Materials provided:

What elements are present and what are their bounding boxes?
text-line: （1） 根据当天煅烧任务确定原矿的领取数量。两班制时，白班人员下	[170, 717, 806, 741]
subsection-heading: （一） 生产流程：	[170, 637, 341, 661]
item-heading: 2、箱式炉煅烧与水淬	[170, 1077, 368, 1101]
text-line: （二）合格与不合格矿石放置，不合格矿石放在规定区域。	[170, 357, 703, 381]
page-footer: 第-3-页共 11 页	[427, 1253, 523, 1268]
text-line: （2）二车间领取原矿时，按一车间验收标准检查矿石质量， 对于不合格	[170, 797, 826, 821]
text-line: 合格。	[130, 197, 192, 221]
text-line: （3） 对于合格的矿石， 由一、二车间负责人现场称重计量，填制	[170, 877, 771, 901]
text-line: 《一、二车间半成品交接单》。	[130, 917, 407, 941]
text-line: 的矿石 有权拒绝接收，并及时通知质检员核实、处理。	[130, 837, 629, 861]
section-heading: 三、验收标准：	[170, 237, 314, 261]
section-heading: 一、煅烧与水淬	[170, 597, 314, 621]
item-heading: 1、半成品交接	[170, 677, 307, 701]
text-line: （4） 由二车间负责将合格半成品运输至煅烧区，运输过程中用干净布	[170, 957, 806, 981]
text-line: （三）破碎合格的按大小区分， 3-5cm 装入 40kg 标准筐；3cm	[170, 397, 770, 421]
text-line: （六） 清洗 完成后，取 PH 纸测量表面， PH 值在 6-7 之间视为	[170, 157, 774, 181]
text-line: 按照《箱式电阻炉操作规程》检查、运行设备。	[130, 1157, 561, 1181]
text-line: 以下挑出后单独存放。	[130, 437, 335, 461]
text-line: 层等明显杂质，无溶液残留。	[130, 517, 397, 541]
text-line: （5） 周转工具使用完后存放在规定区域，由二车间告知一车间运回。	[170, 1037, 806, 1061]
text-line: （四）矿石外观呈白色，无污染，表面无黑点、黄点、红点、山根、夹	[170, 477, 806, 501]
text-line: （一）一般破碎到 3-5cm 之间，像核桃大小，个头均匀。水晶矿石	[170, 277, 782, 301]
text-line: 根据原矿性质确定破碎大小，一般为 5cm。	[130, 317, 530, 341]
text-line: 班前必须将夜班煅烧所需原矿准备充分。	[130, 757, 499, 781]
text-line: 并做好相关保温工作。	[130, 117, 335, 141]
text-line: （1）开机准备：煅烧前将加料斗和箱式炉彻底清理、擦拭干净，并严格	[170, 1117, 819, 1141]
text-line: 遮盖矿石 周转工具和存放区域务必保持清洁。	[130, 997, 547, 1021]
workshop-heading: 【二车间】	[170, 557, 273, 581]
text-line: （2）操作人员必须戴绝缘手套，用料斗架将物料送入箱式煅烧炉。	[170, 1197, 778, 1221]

Stated task:
Copy the data word for word, beginning with its first line and going on through the line with "197, 192, 221]". Include that final line.

Result below:
What elements are present and what are their bounding boxes?
text-line: （1） 根据当天煅烧任务确定原矿的领取数量。两班制时，白班人员下	[170, 717, 806, 741]
subsection-heading: （一） 生产流程：	[170, 637, 341, 661]
item-heading: 2、箱式炉煅烧与水淬	[170, 1077, 368, 1101]
text-line: （二）合格与不合格矿石放置，不合格矿石放在规定区域。	[170, 357, 703, 381]
page-footer: 第-3-页共 11 页	[427, 1253, 523, 1268]
text-line: （2）二车间领取原矿时，按一车间验收标准检查矿石质量， 对于不合格	[170, 797, 826, 821]
text-line: 合格。	[130, 197, 192, 221]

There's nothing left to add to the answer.